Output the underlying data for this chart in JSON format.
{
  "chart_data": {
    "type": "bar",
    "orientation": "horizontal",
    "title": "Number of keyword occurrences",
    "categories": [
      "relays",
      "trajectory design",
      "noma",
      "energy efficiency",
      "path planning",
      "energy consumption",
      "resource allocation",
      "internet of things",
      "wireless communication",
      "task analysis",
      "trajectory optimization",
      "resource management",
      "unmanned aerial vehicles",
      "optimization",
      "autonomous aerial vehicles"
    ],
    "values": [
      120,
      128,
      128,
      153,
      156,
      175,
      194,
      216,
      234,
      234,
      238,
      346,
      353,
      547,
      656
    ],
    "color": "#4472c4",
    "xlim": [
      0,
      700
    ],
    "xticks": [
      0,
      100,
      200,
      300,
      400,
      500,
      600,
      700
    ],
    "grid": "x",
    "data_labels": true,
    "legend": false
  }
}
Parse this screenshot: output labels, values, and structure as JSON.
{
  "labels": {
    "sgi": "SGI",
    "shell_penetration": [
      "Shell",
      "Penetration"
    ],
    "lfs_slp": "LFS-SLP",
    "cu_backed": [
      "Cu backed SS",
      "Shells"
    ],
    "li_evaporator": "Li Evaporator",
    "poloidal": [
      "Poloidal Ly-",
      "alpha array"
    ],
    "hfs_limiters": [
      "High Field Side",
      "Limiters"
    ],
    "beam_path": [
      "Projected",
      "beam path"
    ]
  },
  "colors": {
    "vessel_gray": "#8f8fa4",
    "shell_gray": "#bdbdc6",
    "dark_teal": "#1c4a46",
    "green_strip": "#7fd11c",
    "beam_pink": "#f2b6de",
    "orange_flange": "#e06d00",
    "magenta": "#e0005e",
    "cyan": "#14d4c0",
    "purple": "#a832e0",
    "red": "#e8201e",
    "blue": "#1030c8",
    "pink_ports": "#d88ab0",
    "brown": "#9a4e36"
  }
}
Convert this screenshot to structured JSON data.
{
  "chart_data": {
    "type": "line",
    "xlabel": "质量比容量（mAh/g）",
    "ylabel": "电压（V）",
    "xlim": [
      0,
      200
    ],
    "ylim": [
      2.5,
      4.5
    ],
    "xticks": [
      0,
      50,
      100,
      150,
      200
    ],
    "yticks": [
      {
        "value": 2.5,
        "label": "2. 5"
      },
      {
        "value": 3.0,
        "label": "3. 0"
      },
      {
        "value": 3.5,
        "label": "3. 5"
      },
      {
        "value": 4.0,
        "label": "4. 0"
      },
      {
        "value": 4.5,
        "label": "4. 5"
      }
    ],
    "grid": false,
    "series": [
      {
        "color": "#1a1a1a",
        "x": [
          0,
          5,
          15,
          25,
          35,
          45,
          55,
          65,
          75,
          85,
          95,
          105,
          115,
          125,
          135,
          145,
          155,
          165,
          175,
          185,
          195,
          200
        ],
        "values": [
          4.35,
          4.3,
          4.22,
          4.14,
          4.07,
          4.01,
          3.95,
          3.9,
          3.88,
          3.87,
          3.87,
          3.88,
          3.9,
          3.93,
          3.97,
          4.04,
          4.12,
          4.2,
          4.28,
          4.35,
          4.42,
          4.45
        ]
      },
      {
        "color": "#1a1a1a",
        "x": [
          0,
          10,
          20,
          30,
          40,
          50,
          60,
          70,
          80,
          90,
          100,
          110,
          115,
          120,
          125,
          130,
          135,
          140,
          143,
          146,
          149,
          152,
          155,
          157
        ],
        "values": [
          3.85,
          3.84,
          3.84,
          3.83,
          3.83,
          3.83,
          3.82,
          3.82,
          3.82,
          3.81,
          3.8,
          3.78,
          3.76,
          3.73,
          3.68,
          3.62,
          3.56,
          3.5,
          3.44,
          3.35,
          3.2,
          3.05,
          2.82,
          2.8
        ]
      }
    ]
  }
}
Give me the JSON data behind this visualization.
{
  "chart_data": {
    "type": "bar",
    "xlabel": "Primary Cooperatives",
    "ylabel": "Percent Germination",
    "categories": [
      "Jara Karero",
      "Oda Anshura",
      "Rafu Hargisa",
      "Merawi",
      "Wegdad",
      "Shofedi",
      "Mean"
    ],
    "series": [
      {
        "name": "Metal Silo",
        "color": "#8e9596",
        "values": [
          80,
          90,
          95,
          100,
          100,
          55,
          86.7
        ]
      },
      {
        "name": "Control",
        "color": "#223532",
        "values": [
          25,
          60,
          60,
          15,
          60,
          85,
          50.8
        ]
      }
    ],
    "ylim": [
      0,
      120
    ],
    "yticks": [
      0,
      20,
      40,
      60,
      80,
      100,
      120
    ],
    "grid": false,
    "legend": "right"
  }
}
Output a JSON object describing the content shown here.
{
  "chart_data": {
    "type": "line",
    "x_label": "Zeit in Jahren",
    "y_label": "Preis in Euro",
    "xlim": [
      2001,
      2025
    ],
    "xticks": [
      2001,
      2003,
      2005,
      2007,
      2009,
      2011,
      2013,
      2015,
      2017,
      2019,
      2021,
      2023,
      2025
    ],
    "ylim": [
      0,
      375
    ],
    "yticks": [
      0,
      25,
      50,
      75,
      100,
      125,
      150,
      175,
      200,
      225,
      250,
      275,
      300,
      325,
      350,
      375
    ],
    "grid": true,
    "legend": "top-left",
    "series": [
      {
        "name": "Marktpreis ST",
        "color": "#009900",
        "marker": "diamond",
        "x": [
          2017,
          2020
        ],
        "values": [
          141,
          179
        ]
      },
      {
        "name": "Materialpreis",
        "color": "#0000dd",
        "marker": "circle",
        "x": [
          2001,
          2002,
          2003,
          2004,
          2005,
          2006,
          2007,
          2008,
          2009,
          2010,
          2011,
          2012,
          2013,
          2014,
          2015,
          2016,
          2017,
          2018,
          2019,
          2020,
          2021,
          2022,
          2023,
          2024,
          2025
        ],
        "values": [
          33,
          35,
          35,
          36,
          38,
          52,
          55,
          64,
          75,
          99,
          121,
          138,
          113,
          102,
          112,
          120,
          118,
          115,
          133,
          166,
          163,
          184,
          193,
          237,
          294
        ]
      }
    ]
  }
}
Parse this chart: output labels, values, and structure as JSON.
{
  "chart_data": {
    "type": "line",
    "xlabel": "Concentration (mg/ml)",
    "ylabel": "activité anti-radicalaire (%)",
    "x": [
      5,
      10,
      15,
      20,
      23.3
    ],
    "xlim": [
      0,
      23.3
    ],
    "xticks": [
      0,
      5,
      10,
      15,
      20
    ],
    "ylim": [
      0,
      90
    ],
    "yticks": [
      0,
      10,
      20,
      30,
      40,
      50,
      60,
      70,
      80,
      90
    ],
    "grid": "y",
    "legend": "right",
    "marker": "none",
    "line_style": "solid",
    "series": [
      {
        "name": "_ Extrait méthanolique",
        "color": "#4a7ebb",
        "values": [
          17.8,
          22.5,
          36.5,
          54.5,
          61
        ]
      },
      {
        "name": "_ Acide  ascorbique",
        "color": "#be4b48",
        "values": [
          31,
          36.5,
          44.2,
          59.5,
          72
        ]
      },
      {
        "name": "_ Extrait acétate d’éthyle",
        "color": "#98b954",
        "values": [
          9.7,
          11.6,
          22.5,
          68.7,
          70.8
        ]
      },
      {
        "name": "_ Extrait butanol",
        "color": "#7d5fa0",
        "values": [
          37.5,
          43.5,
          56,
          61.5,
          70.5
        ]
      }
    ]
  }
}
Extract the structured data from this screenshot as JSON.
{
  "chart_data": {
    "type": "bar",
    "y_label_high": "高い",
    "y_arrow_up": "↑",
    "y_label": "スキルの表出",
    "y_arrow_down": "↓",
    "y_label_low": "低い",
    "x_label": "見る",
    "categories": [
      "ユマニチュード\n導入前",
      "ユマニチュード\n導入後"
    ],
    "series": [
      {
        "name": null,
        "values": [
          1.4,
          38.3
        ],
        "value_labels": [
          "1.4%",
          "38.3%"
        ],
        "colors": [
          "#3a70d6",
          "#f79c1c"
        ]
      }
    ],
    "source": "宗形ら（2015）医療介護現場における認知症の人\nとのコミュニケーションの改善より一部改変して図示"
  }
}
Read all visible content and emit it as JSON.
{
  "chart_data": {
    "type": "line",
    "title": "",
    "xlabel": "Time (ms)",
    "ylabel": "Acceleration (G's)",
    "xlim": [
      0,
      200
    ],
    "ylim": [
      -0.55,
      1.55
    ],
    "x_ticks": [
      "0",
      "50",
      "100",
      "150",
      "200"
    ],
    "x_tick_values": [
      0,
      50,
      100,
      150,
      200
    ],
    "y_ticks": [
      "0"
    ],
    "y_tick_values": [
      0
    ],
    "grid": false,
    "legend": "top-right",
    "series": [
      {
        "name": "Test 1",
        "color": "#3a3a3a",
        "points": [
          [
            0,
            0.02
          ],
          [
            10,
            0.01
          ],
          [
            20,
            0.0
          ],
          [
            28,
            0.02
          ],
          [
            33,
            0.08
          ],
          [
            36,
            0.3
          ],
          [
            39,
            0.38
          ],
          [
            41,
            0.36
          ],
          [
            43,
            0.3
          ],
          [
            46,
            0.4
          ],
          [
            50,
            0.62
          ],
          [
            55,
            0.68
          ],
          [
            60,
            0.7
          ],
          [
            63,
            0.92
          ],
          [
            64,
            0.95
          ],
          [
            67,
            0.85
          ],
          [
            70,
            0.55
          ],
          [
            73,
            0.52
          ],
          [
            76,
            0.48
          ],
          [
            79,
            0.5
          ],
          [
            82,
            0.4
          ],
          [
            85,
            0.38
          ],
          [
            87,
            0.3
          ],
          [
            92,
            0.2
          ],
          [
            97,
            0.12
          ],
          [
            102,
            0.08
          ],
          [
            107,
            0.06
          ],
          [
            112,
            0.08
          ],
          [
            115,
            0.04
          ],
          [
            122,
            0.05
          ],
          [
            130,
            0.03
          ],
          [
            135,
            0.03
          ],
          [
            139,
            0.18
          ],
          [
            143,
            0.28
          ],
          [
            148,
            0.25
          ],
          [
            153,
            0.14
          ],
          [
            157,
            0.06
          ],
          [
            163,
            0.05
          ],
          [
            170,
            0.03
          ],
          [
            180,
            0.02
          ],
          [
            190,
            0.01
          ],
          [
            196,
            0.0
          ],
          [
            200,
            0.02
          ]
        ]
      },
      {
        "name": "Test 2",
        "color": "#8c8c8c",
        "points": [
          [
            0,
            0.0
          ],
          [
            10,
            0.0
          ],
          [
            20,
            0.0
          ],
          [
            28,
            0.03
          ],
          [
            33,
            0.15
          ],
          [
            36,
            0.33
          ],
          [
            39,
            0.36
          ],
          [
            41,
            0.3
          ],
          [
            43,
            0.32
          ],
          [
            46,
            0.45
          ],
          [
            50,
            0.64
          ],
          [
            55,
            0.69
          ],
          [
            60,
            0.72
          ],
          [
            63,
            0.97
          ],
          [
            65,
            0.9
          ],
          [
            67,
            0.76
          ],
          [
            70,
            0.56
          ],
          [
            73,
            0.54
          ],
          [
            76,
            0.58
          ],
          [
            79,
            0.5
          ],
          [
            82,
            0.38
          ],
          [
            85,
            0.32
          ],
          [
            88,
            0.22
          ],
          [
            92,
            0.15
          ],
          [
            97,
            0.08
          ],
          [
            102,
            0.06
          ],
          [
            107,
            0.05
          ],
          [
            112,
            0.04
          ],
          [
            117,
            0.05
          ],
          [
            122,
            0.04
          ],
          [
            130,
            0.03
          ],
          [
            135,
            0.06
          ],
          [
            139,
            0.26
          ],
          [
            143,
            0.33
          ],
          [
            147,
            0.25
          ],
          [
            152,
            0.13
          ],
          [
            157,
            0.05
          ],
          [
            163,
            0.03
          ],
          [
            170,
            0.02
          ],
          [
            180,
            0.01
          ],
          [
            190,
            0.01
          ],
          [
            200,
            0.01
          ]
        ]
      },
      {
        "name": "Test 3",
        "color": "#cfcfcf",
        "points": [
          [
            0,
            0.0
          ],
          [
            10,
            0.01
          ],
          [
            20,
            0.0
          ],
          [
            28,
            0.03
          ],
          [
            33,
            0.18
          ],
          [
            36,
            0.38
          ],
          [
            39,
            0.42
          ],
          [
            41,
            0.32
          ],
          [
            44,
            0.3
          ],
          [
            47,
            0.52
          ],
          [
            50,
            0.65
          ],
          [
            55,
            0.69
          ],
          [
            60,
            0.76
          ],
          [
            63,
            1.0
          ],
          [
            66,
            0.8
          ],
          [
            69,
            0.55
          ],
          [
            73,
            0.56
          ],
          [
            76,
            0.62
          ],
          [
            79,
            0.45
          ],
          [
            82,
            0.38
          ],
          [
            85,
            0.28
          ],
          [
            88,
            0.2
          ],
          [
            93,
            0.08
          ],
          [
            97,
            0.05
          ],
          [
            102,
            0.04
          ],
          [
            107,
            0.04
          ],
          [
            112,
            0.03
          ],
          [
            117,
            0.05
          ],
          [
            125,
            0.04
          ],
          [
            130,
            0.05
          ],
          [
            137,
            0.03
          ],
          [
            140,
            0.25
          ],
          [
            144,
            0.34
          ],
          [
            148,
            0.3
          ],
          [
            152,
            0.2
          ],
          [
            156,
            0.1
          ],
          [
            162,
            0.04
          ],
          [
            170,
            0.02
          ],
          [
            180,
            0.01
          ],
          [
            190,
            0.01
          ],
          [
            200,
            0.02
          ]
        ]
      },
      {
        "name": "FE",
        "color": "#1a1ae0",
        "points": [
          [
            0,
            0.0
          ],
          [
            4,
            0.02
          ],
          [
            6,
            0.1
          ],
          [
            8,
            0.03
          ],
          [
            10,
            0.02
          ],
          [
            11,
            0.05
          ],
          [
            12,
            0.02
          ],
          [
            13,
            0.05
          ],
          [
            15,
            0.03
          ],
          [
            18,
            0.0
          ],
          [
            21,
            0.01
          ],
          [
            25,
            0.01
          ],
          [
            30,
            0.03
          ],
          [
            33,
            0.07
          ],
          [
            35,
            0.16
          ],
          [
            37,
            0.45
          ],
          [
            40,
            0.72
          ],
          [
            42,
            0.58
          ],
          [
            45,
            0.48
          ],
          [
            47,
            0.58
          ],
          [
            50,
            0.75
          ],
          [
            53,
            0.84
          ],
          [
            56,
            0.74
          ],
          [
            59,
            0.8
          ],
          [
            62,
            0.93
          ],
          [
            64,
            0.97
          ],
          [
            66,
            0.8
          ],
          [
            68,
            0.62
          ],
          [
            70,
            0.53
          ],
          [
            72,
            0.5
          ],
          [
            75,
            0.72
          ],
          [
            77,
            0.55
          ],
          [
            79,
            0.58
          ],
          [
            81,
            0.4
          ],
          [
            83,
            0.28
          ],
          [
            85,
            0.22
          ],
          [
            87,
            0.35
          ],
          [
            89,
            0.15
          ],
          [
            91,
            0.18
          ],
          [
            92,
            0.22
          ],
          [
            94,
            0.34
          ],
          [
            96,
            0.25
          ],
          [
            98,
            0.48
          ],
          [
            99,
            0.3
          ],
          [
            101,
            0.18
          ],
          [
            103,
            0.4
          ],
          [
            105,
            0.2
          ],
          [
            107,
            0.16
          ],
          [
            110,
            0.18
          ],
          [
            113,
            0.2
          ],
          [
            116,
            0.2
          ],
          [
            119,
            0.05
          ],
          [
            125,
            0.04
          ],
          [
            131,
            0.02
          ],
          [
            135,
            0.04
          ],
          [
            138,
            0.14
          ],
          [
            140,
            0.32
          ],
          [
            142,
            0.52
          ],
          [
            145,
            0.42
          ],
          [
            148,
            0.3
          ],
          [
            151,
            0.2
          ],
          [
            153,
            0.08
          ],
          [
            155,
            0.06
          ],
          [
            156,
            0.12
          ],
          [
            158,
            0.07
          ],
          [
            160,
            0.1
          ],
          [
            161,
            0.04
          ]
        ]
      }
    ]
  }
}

============

What is being asked » Look for the word "title" and return every line where it occurs.

Solution for this problem »
    "title": "Number of keyword occurrences",
    "title": "",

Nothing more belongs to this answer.